> [Given passage]:
....................
Superman is a NAME. It should have equaled Dark Knight right off the bat and a 'World's Finest' movie should outright CRUSH an Avenger's flick...

this Batfleck vs. Superman shit that's coming....eeeehhhhh...it'll make money 'cuz of its 2 big names, but...

fuck it, imma try and be positive and forget about the director and writers behind this.


----------



## Guy Gardner (Aug 23, 2013)

Arya Stark said:


> I agree. Nolan and gang tried MoS to be Marvel like popcorn movie but they forgot their target audience was different.



Arya looking to challenge Ennoea. Excellent start.



Tempproxy said:


> I meant its in the same tier as things like Thor, Incredible hulk etc.... nothing special just passable.



Eh, I'll disagree there on a few levels, even with the Marvel stuff. But I'm weird, too: I think Captain America is easily the second-best Marvel pic out there and I like First Class much, much more than Avengers.
....................
Stored data
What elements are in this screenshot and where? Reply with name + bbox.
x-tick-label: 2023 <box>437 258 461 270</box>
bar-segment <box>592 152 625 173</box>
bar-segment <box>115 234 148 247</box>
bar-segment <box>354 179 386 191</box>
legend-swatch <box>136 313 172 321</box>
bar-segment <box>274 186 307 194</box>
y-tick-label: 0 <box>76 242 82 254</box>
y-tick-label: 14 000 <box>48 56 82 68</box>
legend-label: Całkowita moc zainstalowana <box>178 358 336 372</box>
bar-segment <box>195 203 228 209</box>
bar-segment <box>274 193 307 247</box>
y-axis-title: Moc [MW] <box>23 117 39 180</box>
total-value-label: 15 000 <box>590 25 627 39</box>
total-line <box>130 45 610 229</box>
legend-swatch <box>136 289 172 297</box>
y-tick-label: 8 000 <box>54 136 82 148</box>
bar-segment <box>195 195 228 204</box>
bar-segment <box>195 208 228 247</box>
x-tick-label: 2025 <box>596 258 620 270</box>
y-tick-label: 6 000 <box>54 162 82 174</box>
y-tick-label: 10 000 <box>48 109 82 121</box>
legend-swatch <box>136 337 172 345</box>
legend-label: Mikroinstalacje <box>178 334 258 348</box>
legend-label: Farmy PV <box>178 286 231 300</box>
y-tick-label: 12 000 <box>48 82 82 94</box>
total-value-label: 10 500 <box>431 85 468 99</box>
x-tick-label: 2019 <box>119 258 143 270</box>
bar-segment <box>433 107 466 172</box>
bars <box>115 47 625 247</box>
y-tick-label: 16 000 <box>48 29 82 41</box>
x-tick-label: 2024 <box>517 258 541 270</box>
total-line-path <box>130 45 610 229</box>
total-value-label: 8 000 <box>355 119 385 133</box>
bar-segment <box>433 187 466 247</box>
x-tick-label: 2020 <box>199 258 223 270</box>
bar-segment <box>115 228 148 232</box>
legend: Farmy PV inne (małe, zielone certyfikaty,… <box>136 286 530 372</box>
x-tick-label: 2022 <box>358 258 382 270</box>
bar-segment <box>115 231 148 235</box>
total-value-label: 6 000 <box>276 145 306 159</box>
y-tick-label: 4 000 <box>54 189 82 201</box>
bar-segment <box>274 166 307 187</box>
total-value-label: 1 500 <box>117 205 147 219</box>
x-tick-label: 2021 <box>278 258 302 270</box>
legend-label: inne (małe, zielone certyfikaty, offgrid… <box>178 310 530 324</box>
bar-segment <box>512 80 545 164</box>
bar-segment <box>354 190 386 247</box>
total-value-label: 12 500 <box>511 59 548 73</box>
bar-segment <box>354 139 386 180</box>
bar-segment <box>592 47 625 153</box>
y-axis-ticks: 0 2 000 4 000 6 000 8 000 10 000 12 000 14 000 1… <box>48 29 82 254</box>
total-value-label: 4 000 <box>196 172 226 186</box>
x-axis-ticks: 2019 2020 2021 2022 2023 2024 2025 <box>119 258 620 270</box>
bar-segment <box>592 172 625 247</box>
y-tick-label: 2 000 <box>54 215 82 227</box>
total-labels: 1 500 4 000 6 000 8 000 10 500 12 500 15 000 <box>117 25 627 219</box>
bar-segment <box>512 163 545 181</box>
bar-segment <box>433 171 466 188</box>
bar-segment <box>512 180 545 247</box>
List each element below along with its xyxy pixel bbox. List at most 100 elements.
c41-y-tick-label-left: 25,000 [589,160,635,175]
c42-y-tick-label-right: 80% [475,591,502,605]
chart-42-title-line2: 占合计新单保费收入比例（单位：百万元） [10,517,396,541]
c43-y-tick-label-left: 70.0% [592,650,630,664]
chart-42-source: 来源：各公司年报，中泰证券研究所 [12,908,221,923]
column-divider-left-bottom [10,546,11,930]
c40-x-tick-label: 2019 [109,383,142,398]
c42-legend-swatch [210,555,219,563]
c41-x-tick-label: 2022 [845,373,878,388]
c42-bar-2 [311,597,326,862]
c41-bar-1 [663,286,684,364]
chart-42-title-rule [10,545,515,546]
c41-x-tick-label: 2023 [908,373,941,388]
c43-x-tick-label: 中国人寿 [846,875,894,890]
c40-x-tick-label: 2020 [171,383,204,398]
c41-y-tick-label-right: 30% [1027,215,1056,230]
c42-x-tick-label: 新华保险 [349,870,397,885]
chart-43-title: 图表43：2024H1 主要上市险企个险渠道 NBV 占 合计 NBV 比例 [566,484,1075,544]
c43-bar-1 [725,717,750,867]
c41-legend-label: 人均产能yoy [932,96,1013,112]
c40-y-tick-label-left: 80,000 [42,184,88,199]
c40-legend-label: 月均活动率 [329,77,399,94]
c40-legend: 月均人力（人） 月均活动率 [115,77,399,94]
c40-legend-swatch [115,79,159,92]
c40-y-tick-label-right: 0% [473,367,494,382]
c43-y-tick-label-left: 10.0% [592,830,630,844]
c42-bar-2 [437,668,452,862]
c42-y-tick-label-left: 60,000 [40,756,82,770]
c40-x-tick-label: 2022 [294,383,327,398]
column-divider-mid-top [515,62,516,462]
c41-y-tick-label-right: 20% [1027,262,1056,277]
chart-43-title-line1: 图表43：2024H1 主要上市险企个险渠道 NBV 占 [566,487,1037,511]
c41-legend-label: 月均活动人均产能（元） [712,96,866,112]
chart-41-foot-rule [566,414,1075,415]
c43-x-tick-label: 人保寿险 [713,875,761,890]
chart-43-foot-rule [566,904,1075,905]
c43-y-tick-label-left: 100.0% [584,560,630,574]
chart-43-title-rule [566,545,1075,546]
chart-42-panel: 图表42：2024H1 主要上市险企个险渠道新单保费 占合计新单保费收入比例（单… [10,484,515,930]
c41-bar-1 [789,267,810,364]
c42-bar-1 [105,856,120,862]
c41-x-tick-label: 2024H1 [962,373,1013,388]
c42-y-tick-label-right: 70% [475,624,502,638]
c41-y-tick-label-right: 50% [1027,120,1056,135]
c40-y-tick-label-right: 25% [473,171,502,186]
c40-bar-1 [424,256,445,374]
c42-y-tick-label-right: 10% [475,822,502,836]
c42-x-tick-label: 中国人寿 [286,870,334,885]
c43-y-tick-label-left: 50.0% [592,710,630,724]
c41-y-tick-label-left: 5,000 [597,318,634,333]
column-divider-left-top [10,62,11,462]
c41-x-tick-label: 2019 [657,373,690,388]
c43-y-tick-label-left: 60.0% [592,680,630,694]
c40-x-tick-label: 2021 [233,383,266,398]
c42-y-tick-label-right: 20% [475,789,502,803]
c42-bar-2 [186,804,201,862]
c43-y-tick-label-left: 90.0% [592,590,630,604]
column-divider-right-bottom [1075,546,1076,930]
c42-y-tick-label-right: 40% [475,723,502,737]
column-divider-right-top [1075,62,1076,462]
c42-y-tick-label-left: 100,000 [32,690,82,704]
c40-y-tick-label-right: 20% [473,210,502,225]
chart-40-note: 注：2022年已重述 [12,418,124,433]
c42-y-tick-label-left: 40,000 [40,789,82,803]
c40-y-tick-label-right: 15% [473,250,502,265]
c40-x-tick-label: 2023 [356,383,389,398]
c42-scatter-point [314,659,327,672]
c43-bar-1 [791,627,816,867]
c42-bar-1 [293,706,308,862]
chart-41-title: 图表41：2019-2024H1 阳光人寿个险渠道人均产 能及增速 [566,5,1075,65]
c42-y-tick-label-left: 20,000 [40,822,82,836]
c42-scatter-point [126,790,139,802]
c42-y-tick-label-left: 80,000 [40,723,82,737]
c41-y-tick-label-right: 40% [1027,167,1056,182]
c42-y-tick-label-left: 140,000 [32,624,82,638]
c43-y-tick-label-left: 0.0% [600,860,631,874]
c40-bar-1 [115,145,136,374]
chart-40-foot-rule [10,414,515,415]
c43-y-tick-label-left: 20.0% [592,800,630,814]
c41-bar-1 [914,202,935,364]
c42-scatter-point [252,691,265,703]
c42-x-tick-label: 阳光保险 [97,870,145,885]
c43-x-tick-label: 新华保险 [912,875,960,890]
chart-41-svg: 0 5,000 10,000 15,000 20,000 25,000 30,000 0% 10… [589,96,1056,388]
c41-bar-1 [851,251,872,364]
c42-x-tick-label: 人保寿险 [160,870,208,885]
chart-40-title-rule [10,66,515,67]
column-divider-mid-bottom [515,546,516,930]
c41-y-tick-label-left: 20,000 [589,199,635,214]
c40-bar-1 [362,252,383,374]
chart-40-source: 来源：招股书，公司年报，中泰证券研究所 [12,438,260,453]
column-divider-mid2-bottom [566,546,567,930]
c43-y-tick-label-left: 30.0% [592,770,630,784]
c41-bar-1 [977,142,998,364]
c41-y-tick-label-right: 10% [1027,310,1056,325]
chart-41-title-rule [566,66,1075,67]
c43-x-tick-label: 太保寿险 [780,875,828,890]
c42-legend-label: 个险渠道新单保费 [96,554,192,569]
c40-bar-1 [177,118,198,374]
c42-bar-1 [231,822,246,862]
....................
> [Job]: Continue the forum thread about superhero movies from the point where it stops.

> [Output for this exercise]:
Doctor Strange said:


> BULLSHIT!!!!!! Imdb gets  spammed just like any other voting  site.



Doesn't that mean it should be spammed by haters as well, given the outrcy by some fans? Once again, #trollfail.


----------



## Doctor Strange (Aug 23, 2013)

harry potter deathy hollows  has a 8.1 imbd rating.


----------



## Tempproxy (Aug 23, 2013)

synthax said:


> The Avengers is a result of multiple superheroes working together,each have  their own films ,TDK is a sequel to a much liked Batman Begins. MoS is an origin story that had to deal with the baggage of SR,it has a respectable 2.5 multiplier which suggest you are simply wrong.



No Mos didn't have the "baggage" of SR in fact by the time it was released it had shed that baggage (thanks in part to all the amazing trailers that had people hyped up) and was to be held by its own merits, also it had equal hype to TDK and the avengers. It trended several times and was all people could talk about in regards to summer movies this year.


----------



## Tempproxy (Aug 23, 2013)

Aging Boner said:


> he's inadvertently insulting Marvel movies...Iron man and Avenger's were fun to watch. Man of Steel was merely 'pretty' to look at.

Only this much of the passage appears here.